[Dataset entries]
################

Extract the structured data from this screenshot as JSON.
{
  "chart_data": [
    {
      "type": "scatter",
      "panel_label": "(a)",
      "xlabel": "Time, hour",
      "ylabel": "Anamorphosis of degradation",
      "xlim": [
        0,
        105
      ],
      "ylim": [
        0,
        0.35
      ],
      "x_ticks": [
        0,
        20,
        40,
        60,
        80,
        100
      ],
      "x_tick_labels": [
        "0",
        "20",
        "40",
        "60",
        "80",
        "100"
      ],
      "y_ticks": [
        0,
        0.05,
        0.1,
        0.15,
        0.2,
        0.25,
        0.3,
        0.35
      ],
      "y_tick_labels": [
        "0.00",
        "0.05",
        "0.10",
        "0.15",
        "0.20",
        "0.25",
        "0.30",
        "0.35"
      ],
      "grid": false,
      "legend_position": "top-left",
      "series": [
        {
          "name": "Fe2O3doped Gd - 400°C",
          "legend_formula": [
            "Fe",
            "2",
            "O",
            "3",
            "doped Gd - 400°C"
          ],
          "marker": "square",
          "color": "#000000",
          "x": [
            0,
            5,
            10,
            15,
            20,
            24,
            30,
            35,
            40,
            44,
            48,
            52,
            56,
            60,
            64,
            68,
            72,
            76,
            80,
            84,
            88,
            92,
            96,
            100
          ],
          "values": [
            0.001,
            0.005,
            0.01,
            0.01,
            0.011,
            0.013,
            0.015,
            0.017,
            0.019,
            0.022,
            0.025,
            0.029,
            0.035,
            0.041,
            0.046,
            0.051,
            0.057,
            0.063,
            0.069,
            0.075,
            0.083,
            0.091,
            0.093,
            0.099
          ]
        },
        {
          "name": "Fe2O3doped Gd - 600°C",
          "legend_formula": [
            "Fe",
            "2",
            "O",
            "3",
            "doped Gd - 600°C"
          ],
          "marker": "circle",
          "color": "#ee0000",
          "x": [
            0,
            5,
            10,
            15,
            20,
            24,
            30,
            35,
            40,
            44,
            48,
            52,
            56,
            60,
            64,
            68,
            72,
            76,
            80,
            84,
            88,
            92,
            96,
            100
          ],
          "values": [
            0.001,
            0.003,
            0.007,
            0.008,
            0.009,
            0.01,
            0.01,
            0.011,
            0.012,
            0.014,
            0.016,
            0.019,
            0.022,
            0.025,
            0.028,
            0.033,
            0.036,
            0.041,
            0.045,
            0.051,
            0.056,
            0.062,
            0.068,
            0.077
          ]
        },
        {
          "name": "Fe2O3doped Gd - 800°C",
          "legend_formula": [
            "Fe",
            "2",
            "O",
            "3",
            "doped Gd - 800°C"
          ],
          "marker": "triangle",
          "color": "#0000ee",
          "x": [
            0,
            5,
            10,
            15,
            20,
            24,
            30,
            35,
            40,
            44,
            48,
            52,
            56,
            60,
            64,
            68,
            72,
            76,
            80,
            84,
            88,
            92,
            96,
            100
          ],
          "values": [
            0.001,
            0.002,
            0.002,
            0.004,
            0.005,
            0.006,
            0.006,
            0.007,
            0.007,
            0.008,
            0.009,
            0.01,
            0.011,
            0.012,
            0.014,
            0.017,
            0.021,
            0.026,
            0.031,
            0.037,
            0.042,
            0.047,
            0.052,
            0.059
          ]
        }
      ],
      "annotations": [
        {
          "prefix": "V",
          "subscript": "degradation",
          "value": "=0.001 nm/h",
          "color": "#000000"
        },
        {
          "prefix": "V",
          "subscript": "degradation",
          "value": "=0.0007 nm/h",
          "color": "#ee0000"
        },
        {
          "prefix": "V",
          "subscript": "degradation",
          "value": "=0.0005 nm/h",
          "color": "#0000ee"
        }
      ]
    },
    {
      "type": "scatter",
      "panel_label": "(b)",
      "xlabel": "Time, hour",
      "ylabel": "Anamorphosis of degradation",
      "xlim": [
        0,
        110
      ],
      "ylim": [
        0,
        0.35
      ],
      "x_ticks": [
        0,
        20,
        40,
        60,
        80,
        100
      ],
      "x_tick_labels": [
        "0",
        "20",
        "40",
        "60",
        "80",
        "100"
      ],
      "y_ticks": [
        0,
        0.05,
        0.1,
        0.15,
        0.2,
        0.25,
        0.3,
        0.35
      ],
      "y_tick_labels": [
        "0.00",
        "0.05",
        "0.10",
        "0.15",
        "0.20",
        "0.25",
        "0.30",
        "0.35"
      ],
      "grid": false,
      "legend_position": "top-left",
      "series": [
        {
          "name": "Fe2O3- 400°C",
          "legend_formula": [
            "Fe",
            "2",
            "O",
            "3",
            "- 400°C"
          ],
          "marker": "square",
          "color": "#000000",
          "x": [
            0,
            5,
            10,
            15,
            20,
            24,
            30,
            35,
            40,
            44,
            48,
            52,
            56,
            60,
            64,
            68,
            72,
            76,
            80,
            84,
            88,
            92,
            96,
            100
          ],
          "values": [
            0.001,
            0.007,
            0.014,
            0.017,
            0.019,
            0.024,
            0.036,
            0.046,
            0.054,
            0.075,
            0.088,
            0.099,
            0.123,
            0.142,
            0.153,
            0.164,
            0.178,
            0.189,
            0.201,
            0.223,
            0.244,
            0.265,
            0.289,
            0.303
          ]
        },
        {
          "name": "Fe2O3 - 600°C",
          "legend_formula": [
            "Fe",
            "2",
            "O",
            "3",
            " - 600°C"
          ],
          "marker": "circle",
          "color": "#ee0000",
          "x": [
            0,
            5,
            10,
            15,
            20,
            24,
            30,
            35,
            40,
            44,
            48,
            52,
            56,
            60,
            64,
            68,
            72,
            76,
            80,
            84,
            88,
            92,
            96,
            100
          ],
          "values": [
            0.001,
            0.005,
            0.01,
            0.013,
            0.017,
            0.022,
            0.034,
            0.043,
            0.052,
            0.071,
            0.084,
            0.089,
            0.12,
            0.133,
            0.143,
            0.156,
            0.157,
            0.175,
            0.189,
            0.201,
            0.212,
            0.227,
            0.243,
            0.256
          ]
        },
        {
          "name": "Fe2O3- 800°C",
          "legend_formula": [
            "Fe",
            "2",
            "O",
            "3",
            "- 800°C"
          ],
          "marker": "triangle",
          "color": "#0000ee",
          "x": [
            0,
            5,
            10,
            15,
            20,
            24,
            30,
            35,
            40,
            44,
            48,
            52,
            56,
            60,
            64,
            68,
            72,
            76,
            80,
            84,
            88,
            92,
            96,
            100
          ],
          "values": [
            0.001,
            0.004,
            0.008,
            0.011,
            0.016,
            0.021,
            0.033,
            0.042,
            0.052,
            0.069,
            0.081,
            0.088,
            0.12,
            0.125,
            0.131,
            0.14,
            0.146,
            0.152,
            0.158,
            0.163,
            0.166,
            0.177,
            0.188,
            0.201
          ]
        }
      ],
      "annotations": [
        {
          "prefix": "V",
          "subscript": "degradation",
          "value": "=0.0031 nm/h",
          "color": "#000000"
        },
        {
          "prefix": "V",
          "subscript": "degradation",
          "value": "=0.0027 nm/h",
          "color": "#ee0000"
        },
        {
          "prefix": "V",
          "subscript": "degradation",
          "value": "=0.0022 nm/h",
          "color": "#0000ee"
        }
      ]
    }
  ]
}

################

_WORK TO DO:_
Go through the listing and print each line exactly as it appears.

_EXPECTED ANSWER:_
Extract the structured data from this screenshot as JSON.
{
  "chart_data": [
    {
      "type": "scatter",
      "panel_label": "(a)",
      "xlabel": "Time, hour",
      "ylabel": "Anamorphosis of degradation",
      "xlim": [
        0,
        105
      ],
      "ylim": [
        0,
        0.35
      ],
      "x_ticks": [
        0,
        20,
        40,
        60,
        80,
        100
      ],
      "x_tick_labels": [
        "0",
        "20",
        "40",
        "60",
        "80",
        "100"
      ],
      "y_ticks": [
        0,
        0.05,
        0.1,
        0.15,
        0.2,
        0.25,
        0.3,
        0.35
      ],
      "y_tick_labels": [
        "0.00",
        "0.05",
        "0.10",
        "0.15",
        "0.20",
        "0.25",
        "0.30",
        "0.35"
      ],
      "grid": false,
      "legend_position": "top-left",
      "series": [
        {
          "name": "Fe2O3doped Gd - 400°C",
          "legend_formula": [
            "Fe",
            "2",
            "O",
            "3",
            "doped Gd - 400°C"
          ],
          "marker": "square",
          "color": "#000000",
          "x": [
            0,
            5,
            10,
            15,
            20,
            24,
            30,
            35,
            40,
            44,
            48,
            52,
            56,
            60,
            64,
            68,
            72,
            76,
            80,
            84,
            88,
            92,
            96,
            100
          ],
          "values": [
            0.001,
            0.005,
            0.01,
            0.01,
            0.011,
            0.013,
            0.015,
            0.017,
            0.019,
            0.022,
            0.025,
            0.029,
            0.035,
            0.041,
            0.046,
            0.051,
            0.057,
            0.063,
            0.069,
            0.075,
            0.083,
            0.091,
            0.093,
            0.099
          ]
        },
        {
          "name": "Fe2O3doped Gd - 600°C",
          "legend_formula": [
            "Fe",
            "2",
            "O",
            "3",
            "doped Gd - 600°C"
          ],
          "marker": "circle",
          "color": "#ee0000",
          "x": [
            0,
            5,
            10,
            15,
            20,
            24,
            30,
            35,
            40,
            44,
            48,
            52,
            56,
            60,
            64,
            68,
            72,
            76,
            80,
            84,
            88,
            92,
            96,
            100
          ],
          "values": [
            0.001,
            0.003,
            0.007,
            0.008,
            0.009,
            0.01,
            0.01,
            0.011,
            0.012,
            0.014,
            0.016,
            0.019,
            0.022,
            0.025,
            0.028,
            0.033,
            0.036,
            0.041,
            0.045,
            0.051,
            0.056,
            0.062,
            0.068,
            0.077
          ]
        },
        {
          "name": "Fe2O3doped Gd - 800°C",
          "legend_formula": [
            "Fe",
            "2",
            "O",
            "3",
            "doped Gd - 800°C"
          ],
          "marker": "triangle",
          "color": "#0000ee",
          "x": [
            0,
            5,
            10,
            15,
            20,
            24,
            30,
            35,
            40,
            44,
            48,
            52,
            56,
            60,
            64,
            68,
            72,
            76,
            80,
            84,
            88,
            92,
            96,
            100
          ],
          "values": [
            0.001,
            0.002,
            0.002,
            0.004,
            0.005,
            0.006,
            0.006,
            0.007,
            0.007,
            0.008,
            0.009,
            0.01,
            0.011,
            0.012,
            0.014,
            0.017,
            0.021,
            0.026,
            0.031,
            0.037,
            0.042,
            0.047,
            0.052,
            0.059
          ]
        }
      ],
      "annotations": [
        {
          "prefix": "V",
          "subscript": "degradation",
          "value": "=0.001 nm/h",
          "color": "#000000"
        },
        {
          "prefix": "V",
          "subscript": "degradation",
          "value": "=0.0007 nm/h",
          "color": "#ee0000"
        },
        {
          "prefix": "V",
          "subscript": "degradation",
          "value": "=0.0005 nm/h",
          "color": "#0000ee"
        }
      ]
    },
    {
      "type": "scatter",
      "panel_label": "(b)",
      "xlabel": "Time, hour",
      "ylabel": "Anamorphosis of degradation",
      "xlim": [
        0,
        110
      ],
      "ylim": [
        0,
        0.35
      ],
      "x_ticks": [
        0,
        20,
        40,
        60,
        80,
        100
      ],
      "x_tick_labels": [
        "0",
        "20",
        "40",
        "60",
        "80",
        "100"
      ],
      "y_ticks": [
        0,
        0.05,
        0.1,
        0.15,
        0.2,
        0.25,
        0.3,
        0.35
      ],
      "y_tick_labels": [
        "0.00",
        "0.05",
        "0.10",
        "0.15",
        "0.20",
        "0.25",
        "0.30",
        "0.35"
      ],
      "grid": false,
      "legend_position": "top-left",
      "series": [
        {
          "name": "Fe2O3- 400°C",
          "legend_formula": [
            "Fe",
            "2",
            "O",
            "3",
            "- 400°C"
          ],
          "marker": "square",
          "color": "#000000",
          "x": [
            0,
            5,
            10,
            15,
            20,
            24,
            30,
            35,
            40,
            44,
            48,
            52,
            56,
            60,
            64,
            68,
            72,
            76,
            80,
            84,
            88,
            92,
            96,
            100
          ],
          "values": [
            0.001,
            0.007,
            0.014,
            0.017,
            0.019,
            0.024,
            0.036,
            0.046,
            0.054,
            0.075,
            0.088,
            0.099,
            0.123,
            0.142,
            0.153,
            0.164,
            0.178,
            0.189,
            0.201,
            0.223,
            0.244,
            0.265,
            0.289,
            0.303
          ]
        },
        {
          "name": "Fe2O3 - 600°C",
          "legend_formula": [
            "Fe",
            "2",
            "O",
            "3",
            " - 600°C"
          ],
          "marker": "circle",
          "color": "#ee0000",
          "x": [
            0,
            5,
            10,
            15,
            20,
            24,
            30,
            35,
            40,
            44,
            48,
            52,
            56,
            60,
            64,
            68,
            72,
            76,
            80,
            84,
            88,
            92,
            96,
            100
          ],
          "values": [
            0.001,
            0.005,
            0.01,
            0.013,
            0.017,
            0.022,
            0.034,
            0.043,
            0.052,
            0.071,
            0.084,
            0.089,
            0.12,
            0.133,
            0.143,
            0.156,
            0.157,
            0.175,
            0.189,
            0.201,
            0.212,
            0.227,
            0.243,
            0.256
          ]
        },
        {
          "name": "Fe2O3- 800°C",
          "legend_formula": [
            "Fe",
            "2",
            "O",
            "3",
            "- 800°C"
          ],
          "marker": "triangle",
          "color": "#0000ee",
          "x": [
            0,
            5,
            10,
            15,
            20,
            24,
            30,
            35,
            40,
            44,
            48,
            52,
            56,
            60,
            64,
            68,
            72,
            76,
            80,
            84,
            88,
            92,
            96,
            100
          ],
          "values": [
            0.001,
            0.004,
            0.008,
            0.011,
            0.016,
            0.021,
            0.033,
            0.042,
            0.052,
            0.069,
            0.081,
            0.088,
            0.12,
            0.125,
            0.131,
            0.14,
            0.146,
            0.152,
            0.158,
            0.163,
            0.166,
            0.177,
            0.188,
            0.201
          ]
        }
      ],
      "annotations": [
        {
          "prefix": "V",
          "subscript": "degradation",
          "value": "=0.0031 nm/h",
          "color": "#000000"
        },
        {
          "prefix": "V",
          "subscript": "degradation",
          "value": "=0.0027 nm/h",
          "color": "#ee0000"
        },
        {
          "prefix": "V",
          "subscript": "degradation",
          "value": "=0.0022 nm/h",
          "color": "#0000ee"
        }
      ]
    }
  ]
}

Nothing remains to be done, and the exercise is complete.